■ STATED TASK
Below are some records; retype all of them exactly.

[START OF DATA EXCERPTS]

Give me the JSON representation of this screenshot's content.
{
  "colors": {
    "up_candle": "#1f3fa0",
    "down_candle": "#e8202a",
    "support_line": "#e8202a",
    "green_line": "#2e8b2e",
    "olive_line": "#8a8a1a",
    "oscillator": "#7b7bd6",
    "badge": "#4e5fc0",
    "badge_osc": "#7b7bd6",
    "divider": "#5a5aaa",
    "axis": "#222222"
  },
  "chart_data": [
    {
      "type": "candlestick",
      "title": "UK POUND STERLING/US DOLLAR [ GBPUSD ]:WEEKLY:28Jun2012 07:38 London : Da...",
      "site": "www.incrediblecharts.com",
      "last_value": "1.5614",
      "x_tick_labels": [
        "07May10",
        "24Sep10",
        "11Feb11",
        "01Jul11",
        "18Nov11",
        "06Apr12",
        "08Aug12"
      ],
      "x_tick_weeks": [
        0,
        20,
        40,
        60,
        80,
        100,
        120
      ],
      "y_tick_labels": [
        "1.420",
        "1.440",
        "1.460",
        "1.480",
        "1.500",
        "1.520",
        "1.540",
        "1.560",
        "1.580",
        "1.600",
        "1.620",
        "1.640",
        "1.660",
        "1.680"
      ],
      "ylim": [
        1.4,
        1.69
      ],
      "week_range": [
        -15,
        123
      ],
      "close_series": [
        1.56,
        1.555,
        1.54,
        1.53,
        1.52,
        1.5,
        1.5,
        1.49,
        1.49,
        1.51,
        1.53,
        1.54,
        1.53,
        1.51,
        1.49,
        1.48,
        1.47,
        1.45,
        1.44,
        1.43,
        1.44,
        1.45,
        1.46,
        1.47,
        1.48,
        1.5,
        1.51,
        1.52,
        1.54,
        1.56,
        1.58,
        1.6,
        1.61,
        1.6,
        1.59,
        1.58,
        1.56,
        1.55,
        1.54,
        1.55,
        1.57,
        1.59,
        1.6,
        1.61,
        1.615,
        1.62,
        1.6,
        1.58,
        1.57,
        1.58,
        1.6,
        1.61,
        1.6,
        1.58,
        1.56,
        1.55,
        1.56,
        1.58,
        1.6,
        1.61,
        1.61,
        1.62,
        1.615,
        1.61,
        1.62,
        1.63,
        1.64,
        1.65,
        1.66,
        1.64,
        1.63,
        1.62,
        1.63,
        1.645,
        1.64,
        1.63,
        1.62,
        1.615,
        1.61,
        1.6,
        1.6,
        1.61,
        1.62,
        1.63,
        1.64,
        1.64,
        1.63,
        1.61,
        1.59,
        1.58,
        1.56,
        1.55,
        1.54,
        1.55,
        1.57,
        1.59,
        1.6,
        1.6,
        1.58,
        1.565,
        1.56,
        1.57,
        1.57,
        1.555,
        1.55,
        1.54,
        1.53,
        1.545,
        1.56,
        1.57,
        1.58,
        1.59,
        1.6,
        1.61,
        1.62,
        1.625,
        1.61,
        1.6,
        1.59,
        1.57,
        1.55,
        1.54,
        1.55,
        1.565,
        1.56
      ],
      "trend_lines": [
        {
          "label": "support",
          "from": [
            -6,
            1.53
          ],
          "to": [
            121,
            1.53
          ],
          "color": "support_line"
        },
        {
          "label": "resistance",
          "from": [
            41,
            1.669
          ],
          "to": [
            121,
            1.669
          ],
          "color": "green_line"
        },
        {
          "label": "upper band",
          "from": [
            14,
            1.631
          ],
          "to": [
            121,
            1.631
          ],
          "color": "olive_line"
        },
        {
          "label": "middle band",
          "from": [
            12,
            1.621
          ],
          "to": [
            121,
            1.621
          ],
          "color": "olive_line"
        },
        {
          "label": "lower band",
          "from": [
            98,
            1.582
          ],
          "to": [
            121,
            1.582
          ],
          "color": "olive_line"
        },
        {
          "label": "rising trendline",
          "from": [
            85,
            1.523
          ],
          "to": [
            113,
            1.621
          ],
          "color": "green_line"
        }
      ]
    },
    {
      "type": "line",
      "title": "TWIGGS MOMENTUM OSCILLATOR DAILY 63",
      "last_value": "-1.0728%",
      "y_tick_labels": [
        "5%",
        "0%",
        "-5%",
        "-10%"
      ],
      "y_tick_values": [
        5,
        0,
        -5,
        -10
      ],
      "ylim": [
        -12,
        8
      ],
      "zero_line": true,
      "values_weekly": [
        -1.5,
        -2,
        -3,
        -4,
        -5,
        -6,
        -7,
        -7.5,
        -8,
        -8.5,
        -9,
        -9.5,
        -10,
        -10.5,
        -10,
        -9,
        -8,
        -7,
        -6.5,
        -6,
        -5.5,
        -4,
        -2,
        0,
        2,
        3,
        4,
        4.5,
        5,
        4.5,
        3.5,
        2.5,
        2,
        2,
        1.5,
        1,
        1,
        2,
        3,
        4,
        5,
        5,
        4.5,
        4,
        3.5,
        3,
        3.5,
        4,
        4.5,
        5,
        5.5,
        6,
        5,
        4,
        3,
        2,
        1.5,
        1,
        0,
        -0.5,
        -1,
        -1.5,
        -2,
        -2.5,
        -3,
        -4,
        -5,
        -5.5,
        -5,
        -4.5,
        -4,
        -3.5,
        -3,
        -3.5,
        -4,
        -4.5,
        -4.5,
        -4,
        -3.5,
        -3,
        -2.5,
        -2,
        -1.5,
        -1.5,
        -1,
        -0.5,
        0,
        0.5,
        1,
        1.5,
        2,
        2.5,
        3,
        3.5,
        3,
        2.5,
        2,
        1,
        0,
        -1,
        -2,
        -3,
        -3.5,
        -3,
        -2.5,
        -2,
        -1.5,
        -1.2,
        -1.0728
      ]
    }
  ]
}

[END OF DATA EXCERPTS]

■ TASK RESULT
Give me the JSON representation of this screenshot's content.
{
  "colors": {
    "up_candle": "#1f3fa0",
    "down_candle": "#e8202a",
    "support_line": "#e8202a",
    "green_line": "#2e8b2e",
    "olive_line": "#8a8a1a",
    "oscillator": "#7b7bd6",
    "badge": "#4e5fc0",
    "badge_osc": "#7b7bd6",
    "divider": "#5a5aaa",
    "axis": "#222222"
  },
  "chart_data": [
    {
      "type": "candlestick",
      "title": "UK POUND STERLING/US DOLLAR [ GBPUSD ]:WEEKLY:28Jun2012 07:38 London : Da...",
      "site": "www.incrediblecharts.com",
      "last_value": "1.5614",
      "x_tick_labels": [
        "07May10",
        "24Sep10",
        "11Feb11",
        "01Jul11",
        "18Nov11",
        "06Apr12",
        "08Aug12"
      ],
      "x_tick_weeks": [
        0,
        20,
        40,
        60,
        80,
        100,
        120
      ],
      "y_tick_labels": [
        "1.420",
        "1.440",
        "1.460",
        "1.480",
        "1.500",
        "1.520",
        "1.540",
        "1.560",
        "1.580",
        "1.600",
        "1.620",
        "1.640",
        "1.660",
        "1.680"
      ],
      "ylim": [
        1.4,
        1.69
      ],
      "week_range": [
        -15,
        123
      ],
      "close_series": [
        1.56,
        1.555,
        1.54,
        1.53,
        1.52,
        1.5,
        1.5,
        1.49,
        1.49,
        1.51,
        1.53,
        1.54,
        1.53,
        1.51,
        1.49,
        1.48,
        1.47,
        1.45,
        1.44,
        1.43,
        1.44,
        1.45,
        1.46,
        1.47,
        1.48,
        1.5,
        1.51,
        1.52,
        1.54,
        1.56,
        1.58,
        1.6,
        1.61,
        1.6,
        1.59,
        1.58,
        1.56,
        1.55,
        1.54,
        1.55,
        1.57,
        1.59,
        1.6,
        1.61,
        1.615,
        1.62,
        1.6,
        1.58,
        1.57,
        1.58,
        1.6,
        1.61,
        1.6,
        1.58,
        1.56,
        1.55,
        1.56,
        1.58,
        1.6,
        1.61,
        1.61,
        1.62,
        1.615,
        1.61,
        1.62,
        1.63,
        1.64,
        1.65,
        1.66,
        1.64,
        1.63,
        1.62,
        1.63,
        1.645,
        1.64,
        1.63,
        1.62,
        1.615,
        1.61,
        1.6,
        1.6,
        1.61,
        1.62,
        1.63,
        1.64,
        1.64,
        1.63,
        1.61,
        1.59,
        1.58,
        1.56,
        1.55,
        1.54,
        1.55,
        1.57,
        1.59,
        1.6,
        1.6,
        1.58,
        1.565,
        1.56,
        1.57,
        1.57,
        1.555,
        1.55,
        1.54,
        1.53,
        1.545,
        1.56,
        1.57,
        1.58,
        1.59,
        1.6,
        1.61,
        1.62,
        1.625,
        1.61,
        1.6,
        1.59,
        1.57,
        1.55,
        1.54,
        1.55,
        1.565,
        1.56
      ],
      "trend_lines": [
        {
          "label": "support",
          "from": [
            -6,
            1.53
          ],
          "to": [
            121,
            1.53
          ],
          "color": "support_line"
        },
        {
          "label": "resistance",
          "from": [
            41,
            1.669
          ],
          "to": [
            121,
            1.669
          ],
          "color": "green_line"
        },
        {
          "label": "upper band",
          "from": [
            14,
            1.631
          ],
          "to": [
            121,
            1.631
          ],
          "color": "olive_line"
        },
        {
          "label": "middle band",
          "from": [
            12,
            1.621
          ],
          "to": [
            121,
            1.621
          ],
          "color": "olive_line"
        },
        {
          "label": "lower band",
          "from": [
            98,
            1.582
          ],
          "to": [
            121,
            1.582
          ],
          "color": "olive_line"
        },
        {
          "label": "rising trendline",
          "from": [
            85,
            1.523
          ],
          "to": [
            113,
            1.621
          ],
          "color": "green_line"
        }
      ]
    },
    {
      "type": "line",
      "title": "TWIGGS MOMENTUM OSCILLATOR DAILY 63",
      "last_value": "-1.0728%",
      "y_tick_labels": [
        "5%",
        "0%",
        "-5%",
        "-10%"
      ],
      "y_tick_values": [
        5,
        0,
        -5,
        -10
      ],
      "ylim": [
        -12,
        8
      ],
      "zero_line": true,
      "values_weekly": [
        -1.5,
        -2,
        -3,
        -4,
        -5,
        -6,
        -7,
        -7.5,
        -8,
        -8.5,
        -9,
        -9.5,
        -10,
        -10.5,
        -10,
        -9,
        -8,
        -7,
        -6.5,
        -6,
        -5.5,
        -4,
        -2,
        0,
        2,
        3,
        4,
        4.5,
        5,
        4.5,
        3.5,
        2.5,
        2,
        2,
        1.5,
        1,
        1,
        2,
        3,
        4,
        5,
        5,
        4.5,
        4,
        3.5,
        3,
        3.5,
        4,
        4.5,
        5,
        5.5,
        6,
        5,
        4,
        3,
        2,
        1.5,
        1,
        0,
        -0.5,
        -1,
        -1.5,
        -2,
        -2.5,
        -3,
        -4,
        -5,
        -5.5,
        -5,
        -4.5,
        -4,
        -3.5,
        -3,
        -3.5,
        -4,
        -4.5,
        -4.5,
        -4,
        -3.5,
        -3,
        -2.5,
        -2,
        -1.5,
        -1.5,
        -1,
        -0.5,
        0,
        0.5,
        1,
        1.5,
        2,
        2.5,
        3,
        3.5,
        3,
        2.5,
        2,
        1,
        0,
        -1,
        -2,
        -3,
        -3.5,
        -3,
        -2.5,
        -2,
        -1.5,
        -1.2,
        -1.0728
      ]
    }
  ]
}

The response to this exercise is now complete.